**Data listing**
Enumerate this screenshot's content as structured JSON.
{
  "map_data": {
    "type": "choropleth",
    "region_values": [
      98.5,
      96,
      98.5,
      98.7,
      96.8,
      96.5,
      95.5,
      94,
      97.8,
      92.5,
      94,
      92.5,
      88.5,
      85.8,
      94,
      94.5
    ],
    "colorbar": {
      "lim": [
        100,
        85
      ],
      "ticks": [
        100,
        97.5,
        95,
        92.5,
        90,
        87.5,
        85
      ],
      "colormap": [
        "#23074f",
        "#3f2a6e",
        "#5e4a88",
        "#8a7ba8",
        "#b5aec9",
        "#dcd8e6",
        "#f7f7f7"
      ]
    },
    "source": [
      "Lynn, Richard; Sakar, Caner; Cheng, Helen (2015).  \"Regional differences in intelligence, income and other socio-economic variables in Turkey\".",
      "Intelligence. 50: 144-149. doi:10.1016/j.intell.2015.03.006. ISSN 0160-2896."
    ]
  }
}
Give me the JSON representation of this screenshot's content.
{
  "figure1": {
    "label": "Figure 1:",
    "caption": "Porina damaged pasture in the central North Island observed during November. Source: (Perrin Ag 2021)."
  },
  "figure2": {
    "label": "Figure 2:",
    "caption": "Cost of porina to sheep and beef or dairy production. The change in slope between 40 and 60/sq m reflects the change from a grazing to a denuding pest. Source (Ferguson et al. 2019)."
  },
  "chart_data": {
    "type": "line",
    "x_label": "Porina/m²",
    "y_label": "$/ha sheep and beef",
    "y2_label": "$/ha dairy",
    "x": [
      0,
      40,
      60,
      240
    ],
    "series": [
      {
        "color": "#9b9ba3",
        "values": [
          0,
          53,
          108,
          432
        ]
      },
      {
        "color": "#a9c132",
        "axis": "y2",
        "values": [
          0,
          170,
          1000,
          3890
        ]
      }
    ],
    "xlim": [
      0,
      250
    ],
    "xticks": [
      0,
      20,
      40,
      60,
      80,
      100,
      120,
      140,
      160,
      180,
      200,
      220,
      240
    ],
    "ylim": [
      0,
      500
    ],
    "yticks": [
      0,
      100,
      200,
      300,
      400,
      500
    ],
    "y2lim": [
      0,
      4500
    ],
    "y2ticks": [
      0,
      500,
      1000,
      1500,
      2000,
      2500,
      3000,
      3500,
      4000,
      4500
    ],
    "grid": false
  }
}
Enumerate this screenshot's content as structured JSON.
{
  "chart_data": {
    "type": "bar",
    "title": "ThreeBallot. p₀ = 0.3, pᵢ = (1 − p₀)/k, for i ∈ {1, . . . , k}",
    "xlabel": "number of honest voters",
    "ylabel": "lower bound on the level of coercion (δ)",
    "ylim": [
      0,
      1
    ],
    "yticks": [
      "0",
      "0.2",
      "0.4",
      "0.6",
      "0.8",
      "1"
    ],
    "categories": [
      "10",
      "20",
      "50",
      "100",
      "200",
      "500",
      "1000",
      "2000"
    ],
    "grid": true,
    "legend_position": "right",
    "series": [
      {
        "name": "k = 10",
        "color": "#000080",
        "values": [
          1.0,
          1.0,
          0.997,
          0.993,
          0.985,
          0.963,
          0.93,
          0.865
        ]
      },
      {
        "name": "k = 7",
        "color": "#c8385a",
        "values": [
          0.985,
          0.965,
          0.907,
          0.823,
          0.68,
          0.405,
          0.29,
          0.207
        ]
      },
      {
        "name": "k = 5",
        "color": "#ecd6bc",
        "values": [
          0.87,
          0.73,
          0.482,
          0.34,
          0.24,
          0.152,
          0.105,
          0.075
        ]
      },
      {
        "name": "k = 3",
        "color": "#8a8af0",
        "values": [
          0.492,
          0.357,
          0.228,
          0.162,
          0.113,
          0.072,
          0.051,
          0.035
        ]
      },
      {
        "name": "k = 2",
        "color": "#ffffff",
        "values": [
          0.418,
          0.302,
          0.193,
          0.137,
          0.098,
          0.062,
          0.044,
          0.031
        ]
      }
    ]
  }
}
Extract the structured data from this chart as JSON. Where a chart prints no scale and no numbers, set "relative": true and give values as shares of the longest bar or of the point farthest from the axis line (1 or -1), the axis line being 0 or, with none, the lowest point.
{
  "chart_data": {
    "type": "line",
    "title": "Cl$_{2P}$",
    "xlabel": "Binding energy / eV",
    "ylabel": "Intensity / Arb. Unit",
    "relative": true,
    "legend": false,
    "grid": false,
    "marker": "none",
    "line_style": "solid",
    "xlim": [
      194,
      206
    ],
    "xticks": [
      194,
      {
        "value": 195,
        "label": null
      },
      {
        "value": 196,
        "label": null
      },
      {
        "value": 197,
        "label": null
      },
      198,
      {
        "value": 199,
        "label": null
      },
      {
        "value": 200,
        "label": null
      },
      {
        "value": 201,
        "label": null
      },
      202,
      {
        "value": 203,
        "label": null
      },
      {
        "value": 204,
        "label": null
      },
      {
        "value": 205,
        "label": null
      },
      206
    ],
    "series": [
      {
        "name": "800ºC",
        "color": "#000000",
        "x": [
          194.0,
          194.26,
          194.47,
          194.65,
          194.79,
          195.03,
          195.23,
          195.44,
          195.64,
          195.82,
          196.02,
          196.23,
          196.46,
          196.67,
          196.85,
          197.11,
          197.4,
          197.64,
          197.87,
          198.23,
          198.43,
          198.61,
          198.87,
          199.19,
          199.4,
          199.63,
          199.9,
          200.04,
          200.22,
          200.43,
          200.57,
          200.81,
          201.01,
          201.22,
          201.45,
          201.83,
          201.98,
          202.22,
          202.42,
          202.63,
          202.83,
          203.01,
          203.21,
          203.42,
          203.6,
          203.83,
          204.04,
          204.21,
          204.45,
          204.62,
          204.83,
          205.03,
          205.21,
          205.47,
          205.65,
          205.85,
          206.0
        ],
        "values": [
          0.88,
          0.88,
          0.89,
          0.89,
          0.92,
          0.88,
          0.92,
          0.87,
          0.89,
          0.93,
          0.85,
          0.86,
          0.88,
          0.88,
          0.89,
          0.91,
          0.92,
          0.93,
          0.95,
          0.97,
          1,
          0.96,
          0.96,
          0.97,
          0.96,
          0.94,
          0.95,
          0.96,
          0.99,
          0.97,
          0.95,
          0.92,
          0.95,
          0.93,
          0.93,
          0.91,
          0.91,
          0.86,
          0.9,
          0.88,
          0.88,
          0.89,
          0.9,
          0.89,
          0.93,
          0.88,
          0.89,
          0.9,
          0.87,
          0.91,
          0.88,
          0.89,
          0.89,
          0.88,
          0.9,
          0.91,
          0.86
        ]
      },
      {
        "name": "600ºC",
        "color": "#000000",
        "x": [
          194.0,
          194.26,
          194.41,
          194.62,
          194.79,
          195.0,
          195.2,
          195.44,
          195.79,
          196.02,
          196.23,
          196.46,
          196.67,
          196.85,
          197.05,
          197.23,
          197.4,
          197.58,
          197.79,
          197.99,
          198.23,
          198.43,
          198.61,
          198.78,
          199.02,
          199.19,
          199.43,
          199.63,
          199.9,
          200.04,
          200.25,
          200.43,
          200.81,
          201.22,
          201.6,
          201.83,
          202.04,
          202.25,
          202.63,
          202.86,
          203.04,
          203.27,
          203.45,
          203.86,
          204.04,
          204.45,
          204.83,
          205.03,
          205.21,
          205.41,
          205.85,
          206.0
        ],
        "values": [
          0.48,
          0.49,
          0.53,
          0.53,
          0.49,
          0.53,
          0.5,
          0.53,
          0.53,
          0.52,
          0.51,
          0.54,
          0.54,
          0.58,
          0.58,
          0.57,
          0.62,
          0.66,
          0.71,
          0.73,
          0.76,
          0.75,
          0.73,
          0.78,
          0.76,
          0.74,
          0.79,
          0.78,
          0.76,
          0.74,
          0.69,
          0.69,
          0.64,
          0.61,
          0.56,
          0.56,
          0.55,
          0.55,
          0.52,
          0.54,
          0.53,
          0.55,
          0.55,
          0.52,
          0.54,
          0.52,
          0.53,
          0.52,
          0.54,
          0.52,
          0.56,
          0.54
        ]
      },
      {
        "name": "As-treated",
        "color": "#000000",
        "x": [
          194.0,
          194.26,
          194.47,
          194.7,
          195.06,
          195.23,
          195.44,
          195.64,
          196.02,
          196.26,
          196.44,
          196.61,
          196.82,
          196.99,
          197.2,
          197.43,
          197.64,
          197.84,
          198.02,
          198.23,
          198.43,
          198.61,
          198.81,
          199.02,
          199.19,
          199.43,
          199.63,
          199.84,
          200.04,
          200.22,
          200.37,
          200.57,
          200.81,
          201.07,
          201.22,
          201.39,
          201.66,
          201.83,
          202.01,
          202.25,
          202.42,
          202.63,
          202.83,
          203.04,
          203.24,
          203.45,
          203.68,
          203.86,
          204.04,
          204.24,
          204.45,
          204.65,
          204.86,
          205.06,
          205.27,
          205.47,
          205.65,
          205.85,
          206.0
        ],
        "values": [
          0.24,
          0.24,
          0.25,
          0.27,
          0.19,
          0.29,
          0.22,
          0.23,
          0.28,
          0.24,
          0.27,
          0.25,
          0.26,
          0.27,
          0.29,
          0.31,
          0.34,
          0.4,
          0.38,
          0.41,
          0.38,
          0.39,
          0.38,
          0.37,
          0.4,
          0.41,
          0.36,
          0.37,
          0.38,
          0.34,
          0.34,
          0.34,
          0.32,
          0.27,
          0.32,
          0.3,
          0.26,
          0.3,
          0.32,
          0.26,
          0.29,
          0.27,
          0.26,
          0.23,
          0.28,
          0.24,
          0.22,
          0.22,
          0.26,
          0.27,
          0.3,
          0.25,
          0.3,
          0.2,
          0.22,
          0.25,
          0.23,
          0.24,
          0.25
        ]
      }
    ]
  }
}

**Given instruction**
Go through the material and copy out every line with "beef" in it.

**Complete response**
    "caption": "Cost of porina to sheep and beef or dairy production. The change in slope between 40 and 60/sq m reflects the change from a grazing to a denuding pest. Source (Ferguson et al. 2019)."
    "y_label": "$/ha sheep and beef",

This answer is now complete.